**Exercise goal:** Read the records below and copy each line that contains "industriels".

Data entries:
= = = = =

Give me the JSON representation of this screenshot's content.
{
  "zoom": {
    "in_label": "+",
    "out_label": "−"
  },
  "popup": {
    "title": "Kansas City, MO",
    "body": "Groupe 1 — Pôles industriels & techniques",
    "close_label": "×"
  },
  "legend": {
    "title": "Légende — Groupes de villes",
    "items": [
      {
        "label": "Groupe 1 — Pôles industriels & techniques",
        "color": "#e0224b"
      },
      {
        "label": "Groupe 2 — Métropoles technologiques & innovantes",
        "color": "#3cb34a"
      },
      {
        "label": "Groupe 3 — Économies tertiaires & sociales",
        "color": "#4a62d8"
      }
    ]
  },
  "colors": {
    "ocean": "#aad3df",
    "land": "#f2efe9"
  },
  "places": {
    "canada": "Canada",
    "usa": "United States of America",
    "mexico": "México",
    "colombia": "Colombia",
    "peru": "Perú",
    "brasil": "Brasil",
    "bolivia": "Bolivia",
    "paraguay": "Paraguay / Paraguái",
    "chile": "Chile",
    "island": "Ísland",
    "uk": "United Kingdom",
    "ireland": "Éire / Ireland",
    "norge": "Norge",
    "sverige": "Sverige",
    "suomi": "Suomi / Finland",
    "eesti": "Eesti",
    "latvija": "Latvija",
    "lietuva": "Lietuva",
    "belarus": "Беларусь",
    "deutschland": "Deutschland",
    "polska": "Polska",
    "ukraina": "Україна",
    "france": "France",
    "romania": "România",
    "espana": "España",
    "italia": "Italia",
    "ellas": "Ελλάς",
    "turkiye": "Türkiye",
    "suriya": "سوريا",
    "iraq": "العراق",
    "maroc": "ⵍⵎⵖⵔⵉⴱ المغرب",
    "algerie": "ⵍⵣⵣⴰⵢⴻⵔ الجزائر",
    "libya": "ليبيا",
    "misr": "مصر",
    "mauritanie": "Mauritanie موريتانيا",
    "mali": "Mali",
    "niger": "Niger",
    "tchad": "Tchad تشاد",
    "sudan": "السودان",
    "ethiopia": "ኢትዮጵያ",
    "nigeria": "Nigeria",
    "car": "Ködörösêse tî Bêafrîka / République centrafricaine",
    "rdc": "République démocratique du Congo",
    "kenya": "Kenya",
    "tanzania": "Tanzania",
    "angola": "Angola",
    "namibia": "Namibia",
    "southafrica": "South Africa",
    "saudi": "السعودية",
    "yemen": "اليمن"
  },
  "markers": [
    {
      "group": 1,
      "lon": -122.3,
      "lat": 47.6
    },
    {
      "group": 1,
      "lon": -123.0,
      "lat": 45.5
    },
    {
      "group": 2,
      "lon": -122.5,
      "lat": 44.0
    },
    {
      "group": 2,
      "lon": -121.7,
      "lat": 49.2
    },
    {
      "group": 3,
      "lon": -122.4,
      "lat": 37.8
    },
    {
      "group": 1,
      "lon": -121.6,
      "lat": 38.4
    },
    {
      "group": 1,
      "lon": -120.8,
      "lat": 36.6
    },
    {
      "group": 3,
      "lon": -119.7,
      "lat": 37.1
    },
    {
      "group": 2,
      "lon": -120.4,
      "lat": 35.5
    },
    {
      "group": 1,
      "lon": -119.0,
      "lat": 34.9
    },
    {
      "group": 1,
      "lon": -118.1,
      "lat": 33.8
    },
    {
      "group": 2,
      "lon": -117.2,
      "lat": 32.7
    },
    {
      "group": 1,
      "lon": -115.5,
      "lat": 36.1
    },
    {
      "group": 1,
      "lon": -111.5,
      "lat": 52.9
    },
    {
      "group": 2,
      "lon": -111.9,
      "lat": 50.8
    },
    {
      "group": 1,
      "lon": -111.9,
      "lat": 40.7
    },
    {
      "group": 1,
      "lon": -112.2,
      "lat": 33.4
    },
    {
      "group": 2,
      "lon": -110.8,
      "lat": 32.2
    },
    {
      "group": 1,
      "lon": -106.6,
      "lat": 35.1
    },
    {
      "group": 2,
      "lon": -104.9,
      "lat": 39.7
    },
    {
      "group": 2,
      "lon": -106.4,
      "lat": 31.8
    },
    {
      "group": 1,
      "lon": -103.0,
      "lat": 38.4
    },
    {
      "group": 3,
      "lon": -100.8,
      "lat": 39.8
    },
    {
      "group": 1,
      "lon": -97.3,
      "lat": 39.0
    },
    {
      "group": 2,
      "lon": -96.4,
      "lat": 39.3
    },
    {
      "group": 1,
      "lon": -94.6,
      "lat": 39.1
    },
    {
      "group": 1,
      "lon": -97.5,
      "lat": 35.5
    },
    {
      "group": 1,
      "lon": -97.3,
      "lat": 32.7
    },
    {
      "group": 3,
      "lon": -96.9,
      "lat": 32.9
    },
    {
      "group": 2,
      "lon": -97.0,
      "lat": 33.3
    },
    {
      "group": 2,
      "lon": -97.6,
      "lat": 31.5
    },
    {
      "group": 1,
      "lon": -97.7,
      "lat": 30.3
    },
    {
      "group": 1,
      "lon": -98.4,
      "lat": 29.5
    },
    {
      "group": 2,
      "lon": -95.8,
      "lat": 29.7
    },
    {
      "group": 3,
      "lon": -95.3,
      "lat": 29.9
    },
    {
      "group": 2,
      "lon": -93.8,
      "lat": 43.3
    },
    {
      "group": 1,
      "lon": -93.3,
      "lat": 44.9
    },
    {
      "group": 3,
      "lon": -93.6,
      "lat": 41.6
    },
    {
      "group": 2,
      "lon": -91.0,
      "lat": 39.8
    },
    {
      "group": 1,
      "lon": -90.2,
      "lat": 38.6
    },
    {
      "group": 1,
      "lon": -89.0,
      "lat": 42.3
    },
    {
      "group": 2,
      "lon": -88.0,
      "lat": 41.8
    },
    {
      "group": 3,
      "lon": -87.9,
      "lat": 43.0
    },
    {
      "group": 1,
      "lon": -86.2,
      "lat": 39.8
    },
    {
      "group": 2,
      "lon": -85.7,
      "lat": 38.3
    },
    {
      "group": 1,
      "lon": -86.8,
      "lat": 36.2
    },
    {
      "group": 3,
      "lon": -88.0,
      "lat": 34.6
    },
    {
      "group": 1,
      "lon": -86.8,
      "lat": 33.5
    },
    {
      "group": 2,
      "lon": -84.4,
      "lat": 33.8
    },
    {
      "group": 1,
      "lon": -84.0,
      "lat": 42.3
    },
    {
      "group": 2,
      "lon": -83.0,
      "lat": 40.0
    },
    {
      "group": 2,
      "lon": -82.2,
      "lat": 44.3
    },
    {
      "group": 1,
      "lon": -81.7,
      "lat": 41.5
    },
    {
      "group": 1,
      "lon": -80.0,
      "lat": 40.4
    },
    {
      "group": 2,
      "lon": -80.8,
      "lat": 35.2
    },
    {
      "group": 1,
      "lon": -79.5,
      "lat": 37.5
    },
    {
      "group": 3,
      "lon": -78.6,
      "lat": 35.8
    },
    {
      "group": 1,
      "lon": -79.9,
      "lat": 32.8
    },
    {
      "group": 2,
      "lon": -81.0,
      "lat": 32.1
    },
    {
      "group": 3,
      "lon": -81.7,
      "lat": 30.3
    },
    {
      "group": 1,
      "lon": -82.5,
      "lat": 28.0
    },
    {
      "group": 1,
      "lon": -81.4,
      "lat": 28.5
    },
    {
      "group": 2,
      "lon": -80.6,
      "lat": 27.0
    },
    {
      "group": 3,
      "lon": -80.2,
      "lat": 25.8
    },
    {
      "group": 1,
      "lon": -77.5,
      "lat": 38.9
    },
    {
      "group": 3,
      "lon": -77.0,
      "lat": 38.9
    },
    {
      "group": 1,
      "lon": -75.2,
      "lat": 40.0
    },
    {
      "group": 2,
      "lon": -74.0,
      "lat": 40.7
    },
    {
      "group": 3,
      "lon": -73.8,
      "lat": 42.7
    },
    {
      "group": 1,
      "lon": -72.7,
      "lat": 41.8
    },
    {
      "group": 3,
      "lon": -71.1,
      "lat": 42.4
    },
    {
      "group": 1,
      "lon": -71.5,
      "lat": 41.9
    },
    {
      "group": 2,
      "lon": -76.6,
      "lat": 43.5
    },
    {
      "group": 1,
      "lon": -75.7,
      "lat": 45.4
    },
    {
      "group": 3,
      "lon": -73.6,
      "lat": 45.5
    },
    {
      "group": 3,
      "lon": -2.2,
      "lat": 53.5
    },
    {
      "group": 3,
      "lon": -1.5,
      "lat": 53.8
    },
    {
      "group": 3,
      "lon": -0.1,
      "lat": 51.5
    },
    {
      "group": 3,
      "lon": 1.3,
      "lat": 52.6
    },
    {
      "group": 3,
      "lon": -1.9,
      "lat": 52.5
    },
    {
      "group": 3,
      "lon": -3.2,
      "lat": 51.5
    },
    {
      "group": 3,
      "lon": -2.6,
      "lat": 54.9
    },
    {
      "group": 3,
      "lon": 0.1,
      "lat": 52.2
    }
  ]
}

= = = = =

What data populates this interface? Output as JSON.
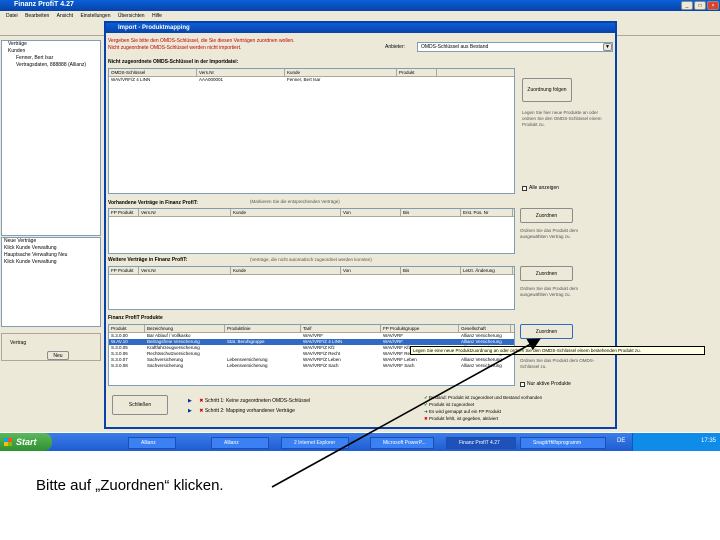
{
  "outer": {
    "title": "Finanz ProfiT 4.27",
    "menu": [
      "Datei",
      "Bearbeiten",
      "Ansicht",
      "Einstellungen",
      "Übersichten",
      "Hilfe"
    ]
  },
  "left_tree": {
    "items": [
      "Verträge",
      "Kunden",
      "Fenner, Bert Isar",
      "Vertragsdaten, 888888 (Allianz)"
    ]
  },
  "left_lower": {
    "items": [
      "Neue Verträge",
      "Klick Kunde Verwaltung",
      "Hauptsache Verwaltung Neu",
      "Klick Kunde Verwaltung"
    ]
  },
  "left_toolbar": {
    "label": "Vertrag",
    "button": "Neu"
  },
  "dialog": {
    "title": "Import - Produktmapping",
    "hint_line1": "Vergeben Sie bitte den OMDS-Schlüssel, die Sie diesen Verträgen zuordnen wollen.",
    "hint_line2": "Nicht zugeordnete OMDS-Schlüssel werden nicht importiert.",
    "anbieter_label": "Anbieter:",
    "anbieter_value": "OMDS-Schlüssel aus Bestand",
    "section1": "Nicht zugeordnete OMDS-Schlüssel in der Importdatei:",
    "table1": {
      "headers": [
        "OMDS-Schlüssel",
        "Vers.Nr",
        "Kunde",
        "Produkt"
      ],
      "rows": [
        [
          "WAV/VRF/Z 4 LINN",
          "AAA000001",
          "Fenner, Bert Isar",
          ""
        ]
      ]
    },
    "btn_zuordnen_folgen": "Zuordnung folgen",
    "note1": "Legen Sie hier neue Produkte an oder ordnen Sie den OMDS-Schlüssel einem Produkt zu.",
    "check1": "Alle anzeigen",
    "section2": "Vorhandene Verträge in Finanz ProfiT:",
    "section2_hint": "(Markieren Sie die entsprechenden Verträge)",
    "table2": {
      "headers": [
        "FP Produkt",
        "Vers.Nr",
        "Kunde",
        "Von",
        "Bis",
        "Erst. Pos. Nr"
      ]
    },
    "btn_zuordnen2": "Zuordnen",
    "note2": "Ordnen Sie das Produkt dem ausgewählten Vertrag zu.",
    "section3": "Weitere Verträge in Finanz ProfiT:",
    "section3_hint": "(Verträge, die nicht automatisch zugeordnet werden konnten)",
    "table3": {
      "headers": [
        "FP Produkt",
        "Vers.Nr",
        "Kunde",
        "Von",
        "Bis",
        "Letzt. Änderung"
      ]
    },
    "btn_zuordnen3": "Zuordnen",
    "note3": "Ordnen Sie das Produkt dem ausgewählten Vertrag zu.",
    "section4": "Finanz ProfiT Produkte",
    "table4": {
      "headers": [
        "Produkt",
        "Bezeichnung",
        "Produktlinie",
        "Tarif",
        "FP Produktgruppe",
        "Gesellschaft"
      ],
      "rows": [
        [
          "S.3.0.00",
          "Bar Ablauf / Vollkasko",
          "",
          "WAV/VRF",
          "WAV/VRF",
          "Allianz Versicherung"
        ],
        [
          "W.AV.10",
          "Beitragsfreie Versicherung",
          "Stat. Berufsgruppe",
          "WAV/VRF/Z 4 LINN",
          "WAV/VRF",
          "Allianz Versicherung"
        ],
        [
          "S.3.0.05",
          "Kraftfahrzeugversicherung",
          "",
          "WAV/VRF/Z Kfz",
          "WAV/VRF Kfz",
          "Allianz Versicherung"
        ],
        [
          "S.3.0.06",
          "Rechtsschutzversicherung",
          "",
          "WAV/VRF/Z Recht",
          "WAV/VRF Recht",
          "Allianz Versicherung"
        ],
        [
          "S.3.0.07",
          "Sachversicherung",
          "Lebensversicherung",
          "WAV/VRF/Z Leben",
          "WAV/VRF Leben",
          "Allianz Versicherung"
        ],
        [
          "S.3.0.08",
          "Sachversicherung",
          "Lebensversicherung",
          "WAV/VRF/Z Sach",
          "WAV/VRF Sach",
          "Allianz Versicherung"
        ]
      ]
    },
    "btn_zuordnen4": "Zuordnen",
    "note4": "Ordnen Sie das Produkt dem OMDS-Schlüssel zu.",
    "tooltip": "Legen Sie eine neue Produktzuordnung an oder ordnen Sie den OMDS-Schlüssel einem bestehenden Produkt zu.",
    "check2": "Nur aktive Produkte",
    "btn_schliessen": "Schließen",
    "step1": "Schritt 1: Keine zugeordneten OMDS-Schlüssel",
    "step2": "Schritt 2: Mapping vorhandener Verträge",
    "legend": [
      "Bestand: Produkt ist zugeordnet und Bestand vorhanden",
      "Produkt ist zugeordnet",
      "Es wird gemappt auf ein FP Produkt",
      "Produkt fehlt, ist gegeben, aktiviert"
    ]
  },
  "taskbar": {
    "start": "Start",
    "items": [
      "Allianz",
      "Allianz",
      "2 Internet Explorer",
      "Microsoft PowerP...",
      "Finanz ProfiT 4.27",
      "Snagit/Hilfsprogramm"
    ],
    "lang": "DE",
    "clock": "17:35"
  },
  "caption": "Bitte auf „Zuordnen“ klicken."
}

= = = = =

**Reply:**
    "body": "Groupe 1 — Pôles industriels & techniques",
        "label": "Groupe 1 — Pôles industriels & techniques",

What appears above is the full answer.